Objective:
Return all lines with the word "collected" in them.
※
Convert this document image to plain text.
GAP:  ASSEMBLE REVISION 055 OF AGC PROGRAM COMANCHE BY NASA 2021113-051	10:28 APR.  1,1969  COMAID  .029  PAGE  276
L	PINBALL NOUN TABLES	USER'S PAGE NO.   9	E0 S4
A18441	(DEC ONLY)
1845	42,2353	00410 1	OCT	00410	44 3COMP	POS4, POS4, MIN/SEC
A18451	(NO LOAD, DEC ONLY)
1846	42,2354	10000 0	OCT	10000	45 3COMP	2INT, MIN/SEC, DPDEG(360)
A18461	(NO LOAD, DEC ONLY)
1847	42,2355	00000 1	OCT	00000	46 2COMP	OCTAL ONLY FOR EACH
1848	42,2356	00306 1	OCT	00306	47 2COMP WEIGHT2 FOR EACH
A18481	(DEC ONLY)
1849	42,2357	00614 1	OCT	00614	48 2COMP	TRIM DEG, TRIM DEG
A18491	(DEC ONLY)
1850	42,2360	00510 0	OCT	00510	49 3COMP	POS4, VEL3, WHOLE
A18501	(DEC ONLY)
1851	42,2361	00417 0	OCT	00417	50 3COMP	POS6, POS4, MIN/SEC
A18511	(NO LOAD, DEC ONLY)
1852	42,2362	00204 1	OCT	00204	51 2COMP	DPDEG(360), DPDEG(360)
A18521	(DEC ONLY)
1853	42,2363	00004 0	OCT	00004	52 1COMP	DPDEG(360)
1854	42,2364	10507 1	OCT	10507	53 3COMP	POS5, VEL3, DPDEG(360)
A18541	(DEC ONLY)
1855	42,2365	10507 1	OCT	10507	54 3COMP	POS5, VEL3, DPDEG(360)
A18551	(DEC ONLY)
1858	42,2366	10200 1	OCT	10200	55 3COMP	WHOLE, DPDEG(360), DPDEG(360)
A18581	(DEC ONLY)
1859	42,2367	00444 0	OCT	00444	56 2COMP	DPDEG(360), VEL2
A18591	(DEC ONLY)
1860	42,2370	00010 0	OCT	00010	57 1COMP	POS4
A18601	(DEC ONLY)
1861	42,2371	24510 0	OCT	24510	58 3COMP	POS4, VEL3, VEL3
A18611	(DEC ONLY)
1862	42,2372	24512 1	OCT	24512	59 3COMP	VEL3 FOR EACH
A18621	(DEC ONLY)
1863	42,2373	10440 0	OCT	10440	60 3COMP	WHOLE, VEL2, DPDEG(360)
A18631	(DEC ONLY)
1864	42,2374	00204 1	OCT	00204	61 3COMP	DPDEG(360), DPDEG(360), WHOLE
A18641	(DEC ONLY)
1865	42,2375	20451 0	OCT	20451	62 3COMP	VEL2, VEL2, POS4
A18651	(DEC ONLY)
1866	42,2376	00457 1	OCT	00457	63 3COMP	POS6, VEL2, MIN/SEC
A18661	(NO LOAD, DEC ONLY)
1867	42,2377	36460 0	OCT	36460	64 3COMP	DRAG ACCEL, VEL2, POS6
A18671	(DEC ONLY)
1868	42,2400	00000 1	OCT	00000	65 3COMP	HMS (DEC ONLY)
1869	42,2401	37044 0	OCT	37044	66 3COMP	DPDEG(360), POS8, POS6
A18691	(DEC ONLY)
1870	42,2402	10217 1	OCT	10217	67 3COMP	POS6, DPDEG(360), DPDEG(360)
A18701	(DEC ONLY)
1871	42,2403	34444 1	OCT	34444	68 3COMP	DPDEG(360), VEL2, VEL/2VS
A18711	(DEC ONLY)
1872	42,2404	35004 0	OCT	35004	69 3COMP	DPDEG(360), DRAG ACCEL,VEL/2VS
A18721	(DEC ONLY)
※
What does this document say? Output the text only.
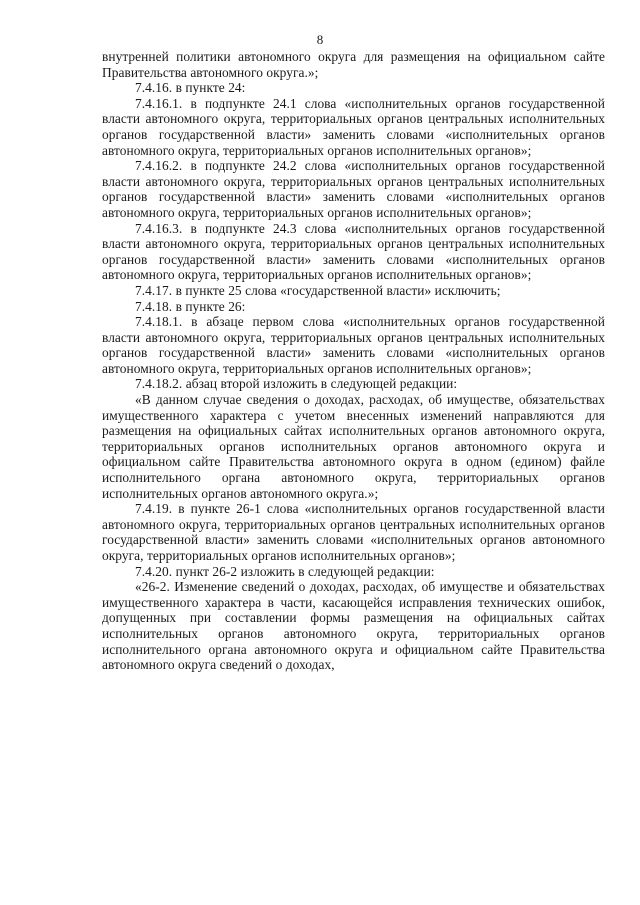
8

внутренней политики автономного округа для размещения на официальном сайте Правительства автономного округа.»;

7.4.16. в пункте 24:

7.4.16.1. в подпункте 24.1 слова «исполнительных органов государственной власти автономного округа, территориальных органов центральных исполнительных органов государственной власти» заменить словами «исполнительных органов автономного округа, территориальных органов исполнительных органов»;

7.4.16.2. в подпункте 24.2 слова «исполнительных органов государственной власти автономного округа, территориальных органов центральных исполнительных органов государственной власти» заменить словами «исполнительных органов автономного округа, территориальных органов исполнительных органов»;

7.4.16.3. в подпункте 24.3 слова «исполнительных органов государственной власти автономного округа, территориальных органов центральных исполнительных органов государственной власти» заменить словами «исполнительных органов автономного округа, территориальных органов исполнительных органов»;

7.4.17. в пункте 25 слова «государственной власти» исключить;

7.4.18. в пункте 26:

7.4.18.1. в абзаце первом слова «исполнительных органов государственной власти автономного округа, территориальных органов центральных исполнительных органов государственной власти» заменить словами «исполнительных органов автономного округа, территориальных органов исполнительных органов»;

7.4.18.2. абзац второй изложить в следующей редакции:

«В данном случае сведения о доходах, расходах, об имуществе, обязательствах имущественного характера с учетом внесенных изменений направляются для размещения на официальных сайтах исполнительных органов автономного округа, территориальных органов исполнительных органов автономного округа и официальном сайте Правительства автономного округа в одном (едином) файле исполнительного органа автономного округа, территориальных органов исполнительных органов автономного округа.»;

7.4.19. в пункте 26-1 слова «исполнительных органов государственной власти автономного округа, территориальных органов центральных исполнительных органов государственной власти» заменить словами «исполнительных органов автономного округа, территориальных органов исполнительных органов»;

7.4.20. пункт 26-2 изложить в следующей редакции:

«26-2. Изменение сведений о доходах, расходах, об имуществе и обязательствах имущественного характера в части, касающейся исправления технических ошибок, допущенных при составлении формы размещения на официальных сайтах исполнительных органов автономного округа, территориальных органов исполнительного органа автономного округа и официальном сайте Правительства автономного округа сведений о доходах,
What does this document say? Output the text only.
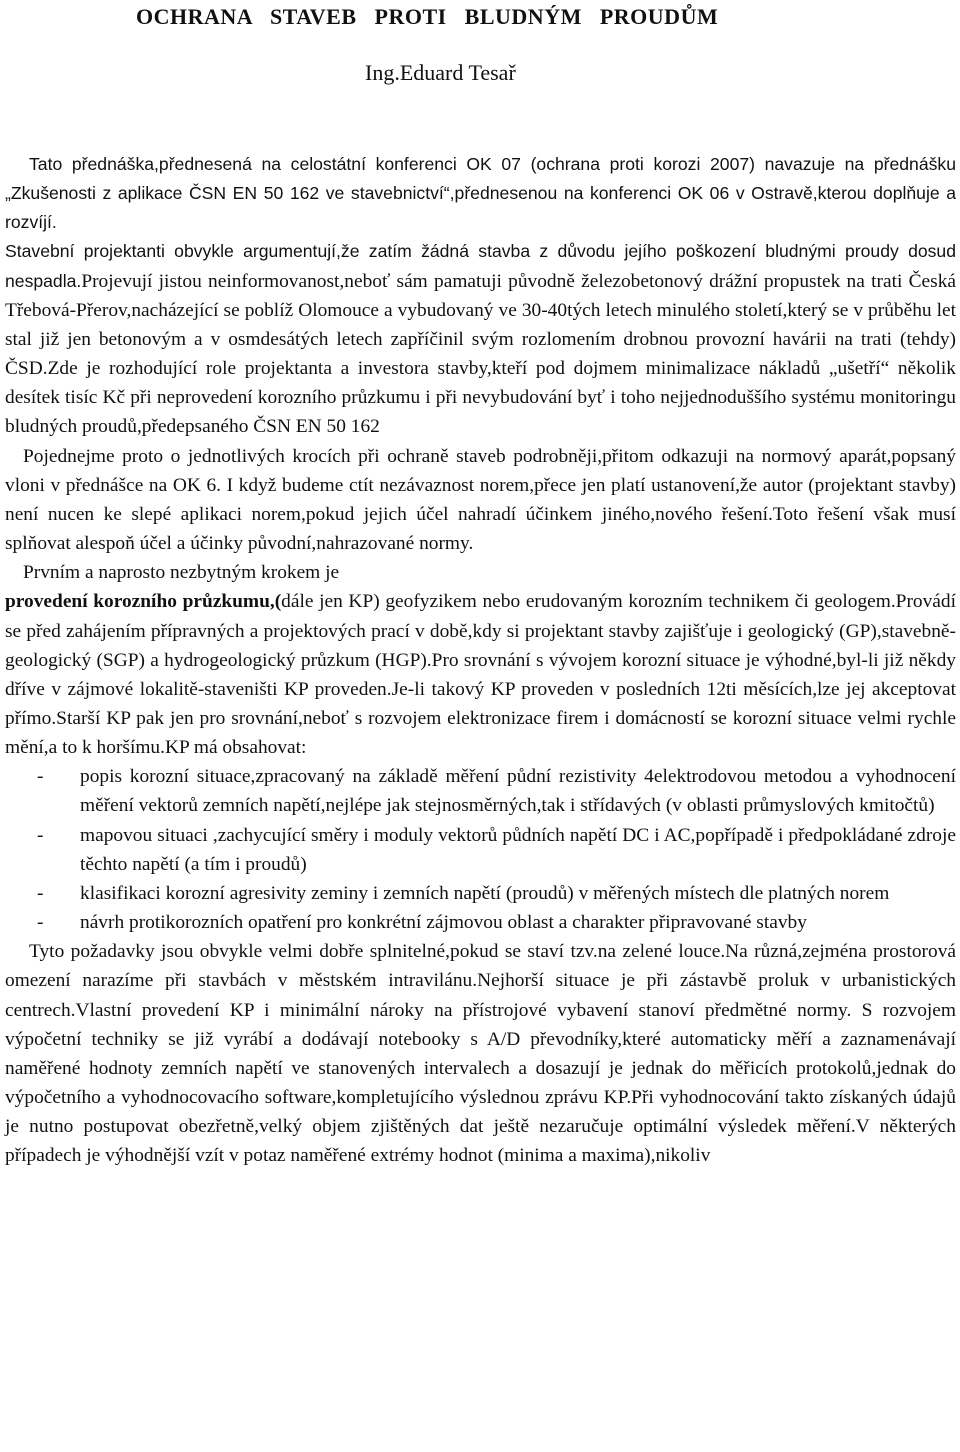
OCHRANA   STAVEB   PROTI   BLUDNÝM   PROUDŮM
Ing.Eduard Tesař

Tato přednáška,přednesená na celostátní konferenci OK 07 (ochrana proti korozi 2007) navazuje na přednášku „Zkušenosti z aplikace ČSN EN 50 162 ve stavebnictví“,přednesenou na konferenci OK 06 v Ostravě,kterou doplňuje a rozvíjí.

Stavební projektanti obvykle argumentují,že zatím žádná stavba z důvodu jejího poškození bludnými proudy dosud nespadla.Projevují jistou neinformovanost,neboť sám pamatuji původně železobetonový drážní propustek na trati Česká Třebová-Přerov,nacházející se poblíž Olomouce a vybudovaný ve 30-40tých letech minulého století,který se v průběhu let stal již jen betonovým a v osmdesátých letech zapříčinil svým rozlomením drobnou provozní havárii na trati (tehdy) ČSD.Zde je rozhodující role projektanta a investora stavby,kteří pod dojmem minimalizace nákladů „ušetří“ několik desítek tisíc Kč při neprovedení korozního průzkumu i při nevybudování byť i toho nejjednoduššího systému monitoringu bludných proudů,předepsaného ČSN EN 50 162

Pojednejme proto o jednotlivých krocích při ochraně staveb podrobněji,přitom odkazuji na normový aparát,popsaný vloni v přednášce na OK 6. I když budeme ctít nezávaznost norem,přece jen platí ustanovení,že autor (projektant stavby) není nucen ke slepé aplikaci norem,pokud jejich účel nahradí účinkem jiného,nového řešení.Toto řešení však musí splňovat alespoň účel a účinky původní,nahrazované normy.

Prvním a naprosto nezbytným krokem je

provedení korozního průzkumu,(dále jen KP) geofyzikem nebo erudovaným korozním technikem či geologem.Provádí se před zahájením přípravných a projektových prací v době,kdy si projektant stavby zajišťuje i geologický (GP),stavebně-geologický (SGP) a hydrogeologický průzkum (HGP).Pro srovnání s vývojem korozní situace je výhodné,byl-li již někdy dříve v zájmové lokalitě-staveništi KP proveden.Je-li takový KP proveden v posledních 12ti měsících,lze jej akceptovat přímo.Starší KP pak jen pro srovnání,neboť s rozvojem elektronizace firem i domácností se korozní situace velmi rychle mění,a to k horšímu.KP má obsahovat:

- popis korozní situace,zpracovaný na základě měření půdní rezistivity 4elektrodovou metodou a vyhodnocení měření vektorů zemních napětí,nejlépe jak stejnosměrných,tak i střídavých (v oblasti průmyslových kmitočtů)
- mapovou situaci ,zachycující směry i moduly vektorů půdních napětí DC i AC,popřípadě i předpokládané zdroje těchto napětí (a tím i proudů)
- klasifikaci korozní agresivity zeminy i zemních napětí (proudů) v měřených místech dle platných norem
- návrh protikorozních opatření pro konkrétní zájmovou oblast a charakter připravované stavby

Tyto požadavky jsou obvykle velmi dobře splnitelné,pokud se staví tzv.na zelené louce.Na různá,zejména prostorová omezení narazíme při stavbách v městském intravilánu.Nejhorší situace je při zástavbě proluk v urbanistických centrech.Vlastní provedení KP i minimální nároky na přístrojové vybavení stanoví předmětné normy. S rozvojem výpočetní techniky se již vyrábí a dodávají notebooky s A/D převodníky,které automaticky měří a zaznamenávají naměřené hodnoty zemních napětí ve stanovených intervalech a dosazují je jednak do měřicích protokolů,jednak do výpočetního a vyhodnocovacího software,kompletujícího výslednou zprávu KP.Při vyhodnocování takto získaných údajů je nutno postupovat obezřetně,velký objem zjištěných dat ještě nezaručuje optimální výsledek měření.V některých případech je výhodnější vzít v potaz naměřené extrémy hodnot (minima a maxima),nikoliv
※
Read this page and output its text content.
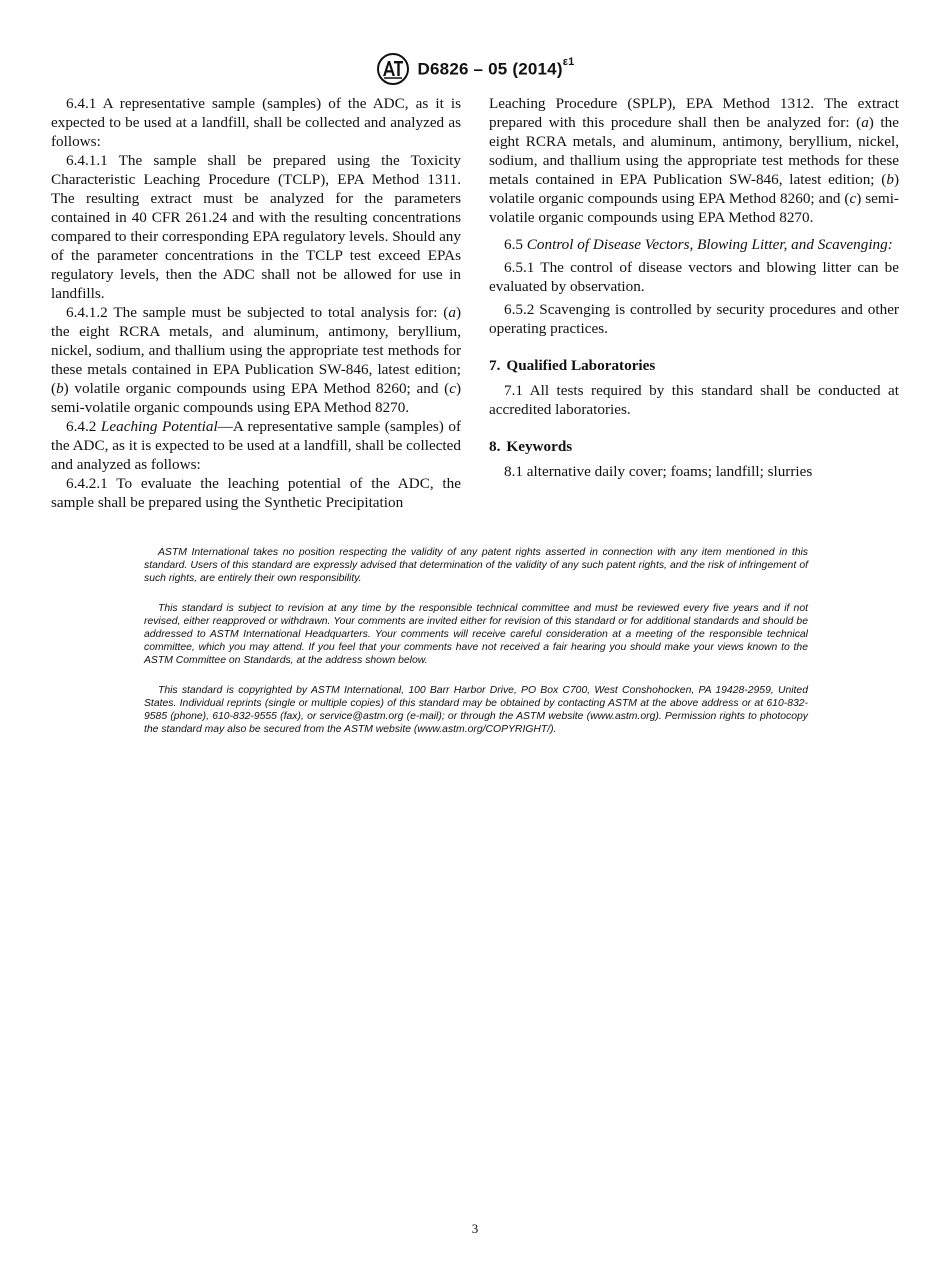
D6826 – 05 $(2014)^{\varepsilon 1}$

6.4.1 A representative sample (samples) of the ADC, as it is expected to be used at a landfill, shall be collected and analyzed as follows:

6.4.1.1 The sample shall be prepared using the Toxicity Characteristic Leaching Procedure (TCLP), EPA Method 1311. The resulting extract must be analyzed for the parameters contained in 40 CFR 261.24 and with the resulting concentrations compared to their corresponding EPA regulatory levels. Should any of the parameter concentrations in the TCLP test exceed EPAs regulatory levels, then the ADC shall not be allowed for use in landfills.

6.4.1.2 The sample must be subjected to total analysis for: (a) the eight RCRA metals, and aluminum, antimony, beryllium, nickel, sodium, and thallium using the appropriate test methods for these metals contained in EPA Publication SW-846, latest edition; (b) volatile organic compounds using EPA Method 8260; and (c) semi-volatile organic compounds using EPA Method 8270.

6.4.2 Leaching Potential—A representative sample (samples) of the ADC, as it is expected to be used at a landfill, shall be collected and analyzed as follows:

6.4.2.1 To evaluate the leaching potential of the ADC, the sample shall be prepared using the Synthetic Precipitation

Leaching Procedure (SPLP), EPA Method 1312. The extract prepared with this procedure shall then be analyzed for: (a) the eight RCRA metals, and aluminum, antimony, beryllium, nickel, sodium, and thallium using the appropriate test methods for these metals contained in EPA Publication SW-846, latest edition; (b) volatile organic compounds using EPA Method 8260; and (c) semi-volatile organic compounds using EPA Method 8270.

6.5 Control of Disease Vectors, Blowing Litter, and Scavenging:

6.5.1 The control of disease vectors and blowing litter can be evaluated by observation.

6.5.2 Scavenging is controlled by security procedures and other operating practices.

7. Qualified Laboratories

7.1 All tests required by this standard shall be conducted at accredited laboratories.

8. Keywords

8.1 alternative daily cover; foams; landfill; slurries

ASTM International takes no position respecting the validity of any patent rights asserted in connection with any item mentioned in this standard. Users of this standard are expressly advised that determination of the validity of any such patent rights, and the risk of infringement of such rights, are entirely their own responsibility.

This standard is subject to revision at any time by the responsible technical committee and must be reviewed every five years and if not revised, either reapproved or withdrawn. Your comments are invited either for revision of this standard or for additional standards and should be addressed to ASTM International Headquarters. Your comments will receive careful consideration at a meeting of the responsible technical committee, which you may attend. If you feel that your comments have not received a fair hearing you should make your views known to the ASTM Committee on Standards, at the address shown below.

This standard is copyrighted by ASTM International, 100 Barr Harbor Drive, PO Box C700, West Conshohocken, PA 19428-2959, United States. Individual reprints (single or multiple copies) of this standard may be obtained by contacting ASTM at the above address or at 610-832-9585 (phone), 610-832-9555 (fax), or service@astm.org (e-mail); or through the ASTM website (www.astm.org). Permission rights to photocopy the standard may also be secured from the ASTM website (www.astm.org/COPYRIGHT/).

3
※
Result:
6.4.1 A representative sample (samples) of the ADC, as it is expected to be used at a landfill, shall be collected and analyzed as follows:
6.4.2 Leaching Potential—A representative sample (samples) of the ADC, as it is expected to be used at a landfill, shall be collected and analyzed as follows:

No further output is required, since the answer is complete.